* **Task input**:
^^^^^^^^^^^^^^^^

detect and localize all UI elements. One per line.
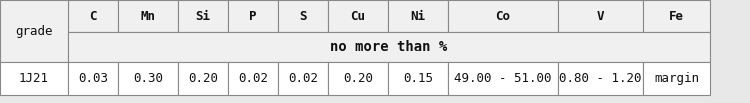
Text: P: P bbox=[249, 9, 256, 22]
Text: 49.00 - 51.00: 49.00 - 51.00 bbox=[454, 72, 552, 85]
Bar bbox=[448, 0, 558, 32]
Text: 0.80 - 1.20: 0.80 - 1.20 bbox=[560, 72, 642, 85]
Text: Ni: Ni bbox=[410, 9, 425, 22]
Text: 0.02: 0.02 bbox=[288, 72, 318, 85]
Bar bbox=[643, 62, 710, 95]
Text: 0.20: 0.20 bbox=[188, 72, 218, 85]
Bar bbox=[68, 62, 118, 95]
Text: V: V bbox=[597, 9, 604, 22]
Text: 0.20: 0.20 bbox=[343, 72, 373, 85]
Text: Si: Si bbox=[196, 9, 211, 22]
Text: margin: margin bbox=[654, 72, 699, 85]
Text: grade: grade bbox=[15, 25, 52, 37]
Bar bbox=[118, 62, 178, 95]
Text: 0.03: 0.03 bbox=[78, 72, 108, 85]
Text: Cu: Cu bbox=[350, 9, 365, 22]
Bar bbox=[228, 0, 278, 32]
Bar bbox=[68, 32, 710, 62]
Bar bbox=[328, 0, 388, 32]
Text: 1J21: 1J21 bbox=[19, 72, 49, 85]
Bar bbox=[0, 0, 68, 32]
Text: S: S bbox=[299, 9, 307, 22]
Bar bbox=[643, 0, 710, 32]
Bar bbox=[388, 0, 448, 32]
Bar bbox=[448, 62, 558, 95]
Bar bbox=[68, 0, 118, 32]
Text: C: C bbox=[89, 9, 97, 22]
Bar bbox=[228, 62, 278, 95]
Bar bbox=[558, 62, 643, 95]
Bar bbox=[178, 62, 228, 95]
Bar bbox=[388, 62, 448, 95]
Text: 0.02: 0.02 bbox=[238, 72, 268, 85]
Bar bbox=[328, 62, 388, 95]
Text: 0.30: 0.30 bbox=[133, 72, 163, 85]
Text: Co: Co bbox=[496, 9, 511, 22]
Bar bbox=[0, 62, 68, 95]
Text: Fe: Fe bbox=[669, 9, 684, 22]
Bar bbox=[278, 62, 328, 95]
Bar bbox=[178, 0, 228, 32]
Bar bbox=[278, 0, 328, 32]
Text: 0.15: 0.15 bbox=[403, 72, 433, 85]
Bar bbox=[0, 0, 68, 62]
Text: no more than %: no more than % bbox=[330, 40, 448, 54]
Text: Mn: Mn bbox=[140, 9, 155, 22]
Bar bbox=[558, 0, 643, 32]
Bar bbox=[118, 0, 178, 32]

^^^^^^^^^^^^^^^^

* **The problem**: Rewrite every line of the items above as a Markdown table with two columns, "No." for a running row number and "Entry" for the line itself. Skip blank lines, and leave the pictures out of the table.

* **Task result**:
| No. | Entry |
|---|---|
| 1 | detect and localize all UI elements. One per line. |
| 2 | Text: P: P bbox=[249, 9, 256, 22] |
| 3 | Text: 49.00 - 51.00: 49.00 - 51.00 bbox=[454, 72, 552, 85] |
| 4 | Bar bbox=[448, 0, 558, 32] |
| 5 | Text: 0.80 - 1.20: 0.80 - 1.20 bbox=[560, 72, 642, 85] |
| 6 | Text: Ni: Ni bbox=[410, 9, 425, 22] |
| 7 | Text: 0.02: 0.02 bbox=[288, 72, 318, 85] |
| 8 | Bar bbox=[643, 62, 710, 95] |
| 9 | Text: 0.20: 0.20 bbox=[188, 72, 218, 85] |
| 10 | Bar bbox=[68, 62, 118, 95] |
| 11 | Text: V: V bbox=[597, 9, 604, 22] |
| 12 | Text: 0.20: 0.20 bbox=[343, 72, 373, 85] |
| 13 | Text: Si: Si bbox=[196, 9, 211, 22] |
| 14 | Text: margin: margin bbox=[654, 72, 699, 85] |
| 15 | Text: grade: grade bbox=[15, 25, 52, 37] |
| 16 | Bar bbox=[118, 62, 178, 95] |
| 17 | Text: 0.03: 0.03 bbox=[78, 72, 108, 85] |
| 18 | Text: Cu: Cu bbox=[350, 9, 365, 22] |
| 19 | Bar bbox=[228, 0, 278, 32] |
| 20 | Bar bbox=[68, 32, 710, 62] |
| 21 | Bar bbox=[328, 0, 388, 32] |
| 22 | Text: 1J21: 1J21 bbox=[19, 72, 49, 85] |
| 23 | Bar bbox=[0, 0, 68, 32] |
| 24 | Text: S: S bbox=[299, 9, 307, 22] |
| 25 | Bar bbox=[643, 0, 710, 32] |
| 26 | Bar bbox=[388, 0, 448, 32] |
| 27 | Bar bbox=[448, 62, 558, 95] |
| 28 | Bar bbox=[68, 0, 118, 32] |
| 29 | Text: C: C bbox=[89, 9, 97, 22] |
| 30 | Bar bbox=[228, 62, 278, 95] |
| 31 | Bar bbox=[558, 62, 643, 95] |
| 32 | Bar bbox=[178, 62, 228, 95] |
| 33 | Bar bbox=[388, 62, 448, 95] |
| 34 | Text: 0.02: 0.02 bbox=[238, 72, 268, 85] |
| 35 | Bar bbox=[328, 62, 388, 95] |
| 36 | Text: 0.30: 0.30 bbox=[133, 72, 163, 85] |
| 37 | Text: Co: Co bbox=[496, 9, 511, 22] |
| 38 | Bar bbox=[0, 62, 68, 95] |
| 39 | Text: Fe: Fe bbox=[669, 9, 684, 22] |
| 40 | Bar bbox=[278, 62, 328, 95] |
| 41 | Bar bbox=[178, 0, 228, 32] |
| 42 | Bar bbox=[278, 0, 328, 32] |
| 43 | Text: 0.15: 0.15 bbox=[403, 72, 433, 85] |
| 44 | Bar bbox=[0, 0, 68, 62] |
| 45 | Text: no more than %: no more than % bbox=[330, 40, 448, 54] |
| 46 | Text: Mn: Mn bbox=[140, 9, 155, 22] |
| 47 | Bar bbox=[558, 0, 643, 32] |
| 48 | Bar bbox=[118, 0, 178, 32] |